=== Given problem ===
Compile every line that includes the word "background".

=== Excerpted data ===
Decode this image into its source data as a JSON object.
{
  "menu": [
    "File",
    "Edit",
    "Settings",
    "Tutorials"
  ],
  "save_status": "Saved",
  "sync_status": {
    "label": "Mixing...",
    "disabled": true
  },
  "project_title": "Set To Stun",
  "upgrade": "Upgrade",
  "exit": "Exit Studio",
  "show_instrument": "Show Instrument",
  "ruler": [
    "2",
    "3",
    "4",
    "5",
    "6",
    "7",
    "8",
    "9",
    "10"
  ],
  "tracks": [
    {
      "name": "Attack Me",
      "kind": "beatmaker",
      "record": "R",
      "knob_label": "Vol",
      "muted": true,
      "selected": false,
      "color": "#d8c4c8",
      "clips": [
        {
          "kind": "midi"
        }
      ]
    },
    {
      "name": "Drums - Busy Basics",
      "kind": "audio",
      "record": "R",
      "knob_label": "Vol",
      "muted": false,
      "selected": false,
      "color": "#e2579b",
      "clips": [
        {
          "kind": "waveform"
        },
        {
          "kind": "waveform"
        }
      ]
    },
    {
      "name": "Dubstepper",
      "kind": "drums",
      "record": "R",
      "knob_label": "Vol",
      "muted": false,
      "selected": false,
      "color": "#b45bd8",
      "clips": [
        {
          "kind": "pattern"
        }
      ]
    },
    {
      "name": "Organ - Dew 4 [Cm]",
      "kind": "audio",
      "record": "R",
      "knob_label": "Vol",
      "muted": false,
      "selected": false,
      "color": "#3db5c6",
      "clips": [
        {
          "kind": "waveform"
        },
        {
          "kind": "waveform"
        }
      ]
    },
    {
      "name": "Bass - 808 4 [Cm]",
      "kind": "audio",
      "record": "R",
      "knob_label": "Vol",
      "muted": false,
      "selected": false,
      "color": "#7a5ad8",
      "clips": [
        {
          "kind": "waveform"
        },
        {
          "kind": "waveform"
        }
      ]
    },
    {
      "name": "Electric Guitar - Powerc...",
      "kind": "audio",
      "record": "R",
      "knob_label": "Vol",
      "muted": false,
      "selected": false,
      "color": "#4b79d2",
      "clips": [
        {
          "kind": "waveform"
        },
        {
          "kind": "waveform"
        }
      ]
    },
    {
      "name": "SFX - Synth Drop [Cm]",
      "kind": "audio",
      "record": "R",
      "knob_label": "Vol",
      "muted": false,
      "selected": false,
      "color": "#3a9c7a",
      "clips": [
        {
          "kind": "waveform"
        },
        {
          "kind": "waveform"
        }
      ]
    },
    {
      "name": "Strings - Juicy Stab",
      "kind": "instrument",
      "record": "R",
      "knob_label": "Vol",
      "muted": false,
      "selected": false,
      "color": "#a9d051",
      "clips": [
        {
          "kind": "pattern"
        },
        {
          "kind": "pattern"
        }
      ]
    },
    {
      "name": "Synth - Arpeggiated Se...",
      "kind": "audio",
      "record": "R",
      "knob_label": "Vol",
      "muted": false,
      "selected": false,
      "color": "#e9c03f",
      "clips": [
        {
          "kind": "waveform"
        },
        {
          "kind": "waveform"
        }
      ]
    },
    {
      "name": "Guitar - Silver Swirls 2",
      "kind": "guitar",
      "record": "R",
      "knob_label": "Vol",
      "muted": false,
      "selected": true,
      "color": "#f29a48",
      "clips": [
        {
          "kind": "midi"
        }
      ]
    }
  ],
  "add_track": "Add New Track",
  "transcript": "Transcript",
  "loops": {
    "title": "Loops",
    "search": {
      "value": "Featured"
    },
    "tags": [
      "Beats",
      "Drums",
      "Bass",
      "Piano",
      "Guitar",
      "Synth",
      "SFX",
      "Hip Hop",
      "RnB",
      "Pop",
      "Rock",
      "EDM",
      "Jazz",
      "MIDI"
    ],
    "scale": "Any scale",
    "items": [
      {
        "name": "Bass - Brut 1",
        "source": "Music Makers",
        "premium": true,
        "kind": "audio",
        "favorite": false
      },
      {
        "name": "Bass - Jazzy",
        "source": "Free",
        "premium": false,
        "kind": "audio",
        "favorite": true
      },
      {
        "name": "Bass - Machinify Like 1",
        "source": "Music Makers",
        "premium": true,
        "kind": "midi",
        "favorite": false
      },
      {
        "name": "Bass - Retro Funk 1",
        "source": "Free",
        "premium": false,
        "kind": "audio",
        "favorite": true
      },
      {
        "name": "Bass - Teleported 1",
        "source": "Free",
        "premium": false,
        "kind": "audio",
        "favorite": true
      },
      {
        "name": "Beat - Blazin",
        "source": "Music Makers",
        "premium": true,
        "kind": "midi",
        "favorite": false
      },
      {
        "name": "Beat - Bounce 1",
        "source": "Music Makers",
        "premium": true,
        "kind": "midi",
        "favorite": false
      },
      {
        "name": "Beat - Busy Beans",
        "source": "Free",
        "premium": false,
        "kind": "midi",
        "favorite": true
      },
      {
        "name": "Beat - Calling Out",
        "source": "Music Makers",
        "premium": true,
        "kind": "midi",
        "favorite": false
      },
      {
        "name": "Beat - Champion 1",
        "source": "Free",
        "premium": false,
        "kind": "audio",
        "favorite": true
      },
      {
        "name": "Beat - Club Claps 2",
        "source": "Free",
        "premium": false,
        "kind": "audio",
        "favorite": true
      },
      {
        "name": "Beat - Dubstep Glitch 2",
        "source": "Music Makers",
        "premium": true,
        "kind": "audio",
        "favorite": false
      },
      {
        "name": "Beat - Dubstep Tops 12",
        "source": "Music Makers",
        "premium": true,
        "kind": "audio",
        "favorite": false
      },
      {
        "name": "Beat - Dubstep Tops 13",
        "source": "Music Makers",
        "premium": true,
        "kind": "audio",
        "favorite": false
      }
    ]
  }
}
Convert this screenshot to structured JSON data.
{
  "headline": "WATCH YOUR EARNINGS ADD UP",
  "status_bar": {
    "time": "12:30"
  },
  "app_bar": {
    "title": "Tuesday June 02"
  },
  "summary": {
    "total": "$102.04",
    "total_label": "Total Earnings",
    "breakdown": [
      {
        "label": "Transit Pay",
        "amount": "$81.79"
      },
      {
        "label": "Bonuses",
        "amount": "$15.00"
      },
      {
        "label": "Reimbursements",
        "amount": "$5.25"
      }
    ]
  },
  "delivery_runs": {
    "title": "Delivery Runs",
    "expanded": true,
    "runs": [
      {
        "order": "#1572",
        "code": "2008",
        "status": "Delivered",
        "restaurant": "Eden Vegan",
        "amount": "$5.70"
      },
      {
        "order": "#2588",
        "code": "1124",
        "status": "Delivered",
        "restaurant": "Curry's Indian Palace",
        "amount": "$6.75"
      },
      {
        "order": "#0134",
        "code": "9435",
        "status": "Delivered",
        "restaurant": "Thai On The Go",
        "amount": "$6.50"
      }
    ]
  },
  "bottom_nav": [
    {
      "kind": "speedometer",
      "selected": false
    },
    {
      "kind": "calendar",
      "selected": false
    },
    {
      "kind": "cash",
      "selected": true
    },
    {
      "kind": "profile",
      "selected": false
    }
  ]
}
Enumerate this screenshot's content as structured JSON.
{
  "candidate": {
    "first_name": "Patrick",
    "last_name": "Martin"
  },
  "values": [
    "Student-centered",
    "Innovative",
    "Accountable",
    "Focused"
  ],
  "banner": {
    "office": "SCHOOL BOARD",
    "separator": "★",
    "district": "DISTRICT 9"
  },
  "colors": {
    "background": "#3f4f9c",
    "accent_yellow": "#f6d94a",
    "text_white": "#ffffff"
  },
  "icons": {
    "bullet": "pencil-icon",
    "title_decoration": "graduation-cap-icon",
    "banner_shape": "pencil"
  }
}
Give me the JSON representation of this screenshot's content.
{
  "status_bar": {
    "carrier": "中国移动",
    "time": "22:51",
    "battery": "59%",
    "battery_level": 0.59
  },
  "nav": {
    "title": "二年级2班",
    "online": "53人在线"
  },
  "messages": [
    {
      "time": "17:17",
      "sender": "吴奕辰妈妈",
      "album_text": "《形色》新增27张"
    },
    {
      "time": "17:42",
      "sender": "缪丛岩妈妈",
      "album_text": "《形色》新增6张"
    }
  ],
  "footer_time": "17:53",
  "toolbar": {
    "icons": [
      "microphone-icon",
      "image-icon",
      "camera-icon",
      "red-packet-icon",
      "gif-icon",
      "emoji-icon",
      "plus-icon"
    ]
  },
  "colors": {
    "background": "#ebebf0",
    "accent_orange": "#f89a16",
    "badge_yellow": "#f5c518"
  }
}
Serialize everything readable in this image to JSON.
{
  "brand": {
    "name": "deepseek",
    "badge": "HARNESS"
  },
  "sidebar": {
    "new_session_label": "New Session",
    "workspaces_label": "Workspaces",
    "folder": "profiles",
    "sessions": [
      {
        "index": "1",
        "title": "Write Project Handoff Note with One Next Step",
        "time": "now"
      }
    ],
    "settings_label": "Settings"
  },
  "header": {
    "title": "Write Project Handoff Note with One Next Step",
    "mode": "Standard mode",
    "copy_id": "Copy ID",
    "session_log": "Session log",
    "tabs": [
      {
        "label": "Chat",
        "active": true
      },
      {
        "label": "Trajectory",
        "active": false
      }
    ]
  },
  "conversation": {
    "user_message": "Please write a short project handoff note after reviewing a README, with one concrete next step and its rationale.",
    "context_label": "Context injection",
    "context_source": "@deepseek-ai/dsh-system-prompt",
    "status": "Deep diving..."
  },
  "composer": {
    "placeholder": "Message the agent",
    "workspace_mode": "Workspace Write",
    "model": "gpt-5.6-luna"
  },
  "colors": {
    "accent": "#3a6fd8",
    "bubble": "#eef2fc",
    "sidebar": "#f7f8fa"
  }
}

=== Answer to the exercise ===
    "background": "#3f4f9c",
    "background": "#ebebf0",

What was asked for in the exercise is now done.